LISTING:
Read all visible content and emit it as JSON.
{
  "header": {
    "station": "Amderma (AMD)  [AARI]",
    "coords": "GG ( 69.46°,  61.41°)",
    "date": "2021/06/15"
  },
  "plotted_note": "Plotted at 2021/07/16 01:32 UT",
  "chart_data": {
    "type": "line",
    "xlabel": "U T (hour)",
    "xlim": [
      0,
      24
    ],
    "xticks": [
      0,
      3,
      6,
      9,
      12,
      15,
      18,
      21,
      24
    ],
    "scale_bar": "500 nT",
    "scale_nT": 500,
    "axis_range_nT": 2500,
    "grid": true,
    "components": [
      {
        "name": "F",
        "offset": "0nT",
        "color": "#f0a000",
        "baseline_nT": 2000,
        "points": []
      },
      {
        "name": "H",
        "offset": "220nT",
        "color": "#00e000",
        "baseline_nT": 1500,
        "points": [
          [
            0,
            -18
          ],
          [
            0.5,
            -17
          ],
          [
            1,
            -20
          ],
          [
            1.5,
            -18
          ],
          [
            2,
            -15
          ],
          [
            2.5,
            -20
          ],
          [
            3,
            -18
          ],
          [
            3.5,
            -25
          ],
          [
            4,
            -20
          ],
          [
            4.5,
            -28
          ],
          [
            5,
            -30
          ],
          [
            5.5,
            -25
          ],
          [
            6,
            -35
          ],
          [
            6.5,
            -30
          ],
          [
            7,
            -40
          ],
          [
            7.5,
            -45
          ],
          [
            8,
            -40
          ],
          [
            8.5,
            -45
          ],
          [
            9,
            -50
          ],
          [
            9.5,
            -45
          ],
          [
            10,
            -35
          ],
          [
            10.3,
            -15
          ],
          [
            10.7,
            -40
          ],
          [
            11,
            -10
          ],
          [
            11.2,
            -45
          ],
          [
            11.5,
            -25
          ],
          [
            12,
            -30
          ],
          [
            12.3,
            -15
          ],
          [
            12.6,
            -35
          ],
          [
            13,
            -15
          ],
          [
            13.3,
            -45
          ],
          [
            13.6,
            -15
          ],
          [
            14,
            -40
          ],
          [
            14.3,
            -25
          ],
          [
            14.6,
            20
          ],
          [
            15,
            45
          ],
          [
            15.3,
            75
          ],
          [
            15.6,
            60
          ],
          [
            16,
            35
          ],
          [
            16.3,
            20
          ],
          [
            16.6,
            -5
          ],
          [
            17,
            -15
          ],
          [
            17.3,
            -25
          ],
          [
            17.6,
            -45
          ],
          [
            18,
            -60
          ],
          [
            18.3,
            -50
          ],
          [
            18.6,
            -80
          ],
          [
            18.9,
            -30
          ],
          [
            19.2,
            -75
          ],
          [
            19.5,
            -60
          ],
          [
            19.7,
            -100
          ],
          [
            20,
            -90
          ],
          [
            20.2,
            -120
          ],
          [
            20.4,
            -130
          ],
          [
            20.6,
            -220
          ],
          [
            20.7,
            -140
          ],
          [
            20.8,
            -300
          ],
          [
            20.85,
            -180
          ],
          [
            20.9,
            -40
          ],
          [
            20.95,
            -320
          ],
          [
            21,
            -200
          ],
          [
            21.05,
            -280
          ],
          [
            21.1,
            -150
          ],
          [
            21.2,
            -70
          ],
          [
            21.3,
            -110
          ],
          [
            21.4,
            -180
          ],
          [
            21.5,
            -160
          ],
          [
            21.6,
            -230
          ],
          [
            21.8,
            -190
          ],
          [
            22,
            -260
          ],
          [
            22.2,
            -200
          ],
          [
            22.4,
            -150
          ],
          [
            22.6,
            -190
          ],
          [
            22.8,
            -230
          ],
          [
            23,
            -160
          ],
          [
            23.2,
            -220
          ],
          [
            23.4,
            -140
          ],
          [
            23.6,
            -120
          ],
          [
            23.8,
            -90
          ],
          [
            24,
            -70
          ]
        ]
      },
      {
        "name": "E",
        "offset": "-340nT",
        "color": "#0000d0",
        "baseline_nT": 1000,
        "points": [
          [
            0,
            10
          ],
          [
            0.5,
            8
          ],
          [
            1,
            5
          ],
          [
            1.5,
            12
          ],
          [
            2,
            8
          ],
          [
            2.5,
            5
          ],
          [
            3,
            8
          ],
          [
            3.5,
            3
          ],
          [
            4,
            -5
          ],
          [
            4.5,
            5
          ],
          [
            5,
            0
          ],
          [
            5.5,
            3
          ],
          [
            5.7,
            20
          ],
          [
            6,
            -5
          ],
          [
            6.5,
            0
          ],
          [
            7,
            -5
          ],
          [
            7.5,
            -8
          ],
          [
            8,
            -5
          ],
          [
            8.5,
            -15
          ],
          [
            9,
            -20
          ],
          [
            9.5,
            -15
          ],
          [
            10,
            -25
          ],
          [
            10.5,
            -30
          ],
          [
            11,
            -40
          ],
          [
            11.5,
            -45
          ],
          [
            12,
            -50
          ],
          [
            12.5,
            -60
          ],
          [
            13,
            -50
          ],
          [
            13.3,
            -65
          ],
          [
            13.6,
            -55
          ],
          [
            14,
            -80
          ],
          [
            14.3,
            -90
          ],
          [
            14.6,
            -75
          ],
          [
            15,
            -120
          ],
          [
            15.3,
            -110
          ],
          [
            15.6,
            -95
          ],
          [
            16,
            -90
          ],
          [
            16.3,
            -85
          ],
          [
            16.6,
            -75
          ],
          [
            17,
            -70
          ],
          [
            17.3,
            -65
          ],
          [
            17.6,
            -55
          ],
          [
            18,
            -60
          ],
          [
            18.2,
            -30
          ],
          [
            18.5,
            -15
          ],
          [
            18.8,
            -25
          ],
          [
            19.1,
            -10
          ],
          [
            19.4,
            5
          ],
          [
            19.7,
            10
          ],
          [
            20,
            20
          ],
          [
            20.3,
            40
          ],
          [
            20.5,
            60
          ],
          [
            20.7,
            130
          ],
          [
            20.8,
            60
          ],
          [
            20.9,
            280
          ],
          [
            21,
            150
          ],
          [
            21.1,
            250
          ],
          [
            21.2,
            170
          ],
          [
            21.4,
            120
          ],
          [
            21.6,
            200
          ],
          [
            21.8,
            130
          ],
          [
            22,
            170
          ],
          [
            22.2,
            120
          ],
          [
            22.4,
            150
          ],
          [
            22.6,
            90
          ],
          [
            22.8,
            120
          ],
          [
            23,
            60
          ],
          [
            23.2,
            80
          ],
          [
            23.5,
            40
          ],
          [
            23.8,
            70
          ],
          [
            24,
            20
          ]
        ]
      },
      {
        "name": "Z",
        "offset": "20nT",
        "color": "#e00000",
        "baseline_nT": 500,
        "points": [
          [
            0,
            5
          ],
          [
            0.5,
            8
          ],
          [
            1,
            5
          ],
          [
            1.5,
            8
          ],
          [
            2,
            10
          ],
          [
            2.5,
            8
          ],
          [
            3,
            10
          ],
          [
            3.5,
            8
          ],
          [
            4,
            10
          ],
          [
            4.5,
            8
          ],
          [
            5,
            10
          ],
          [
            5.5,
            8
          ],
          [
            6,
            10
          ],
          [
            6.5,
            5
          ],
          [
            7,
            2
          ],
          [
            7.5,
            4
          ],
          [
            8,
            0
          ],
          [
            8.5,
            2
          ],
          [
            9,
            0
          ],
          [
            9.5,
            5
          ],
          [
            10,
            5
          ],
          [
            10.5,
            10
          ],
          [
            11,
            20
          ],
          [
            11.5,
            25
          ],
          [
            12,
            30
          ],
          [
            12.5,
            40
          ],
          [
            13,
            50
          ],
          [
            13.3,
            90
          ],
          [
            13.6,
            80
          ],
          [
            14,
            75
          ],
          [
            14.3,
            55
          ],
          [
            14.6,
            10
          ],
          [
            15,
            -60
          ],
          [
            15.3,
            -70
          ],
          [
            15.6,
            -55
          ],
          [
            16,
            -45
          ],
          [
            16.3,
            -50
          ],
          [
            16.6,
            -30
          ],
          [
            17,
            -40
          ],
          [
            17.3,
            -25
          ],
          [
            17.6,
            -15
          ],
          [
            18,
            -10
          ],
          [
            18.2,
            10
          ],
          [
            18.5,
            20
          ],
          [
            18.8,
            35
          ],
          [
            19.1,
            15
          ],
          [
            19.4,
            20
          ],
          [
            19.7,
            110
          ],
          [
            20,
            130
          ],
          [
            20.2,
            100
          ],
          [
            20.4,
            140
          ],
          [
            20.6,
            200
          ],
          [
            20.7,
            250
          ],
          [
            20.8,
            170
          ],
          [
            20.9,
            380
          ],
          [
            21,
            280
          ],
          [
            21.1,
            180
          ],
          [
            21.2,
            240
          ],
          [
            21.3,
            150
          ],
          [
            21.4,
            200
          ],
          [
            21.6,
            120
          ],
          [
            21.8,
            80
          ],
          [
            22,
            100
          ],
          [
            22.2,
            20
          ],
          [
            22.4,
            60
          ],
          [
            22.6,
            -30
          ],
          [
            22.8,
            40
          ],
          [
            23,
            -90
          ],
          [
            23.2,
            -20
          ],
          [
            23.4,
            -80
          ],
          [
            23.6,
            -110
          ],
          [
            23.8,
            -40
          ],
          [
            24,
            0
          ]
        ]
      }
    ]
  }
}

GOAL: Gather each line that holds "color".

RESULT FOR THIS TASK:
        "color": "#f0a000",
        "color": "#00e000",
        "color": "#0000d0",
        "color": "#e00000",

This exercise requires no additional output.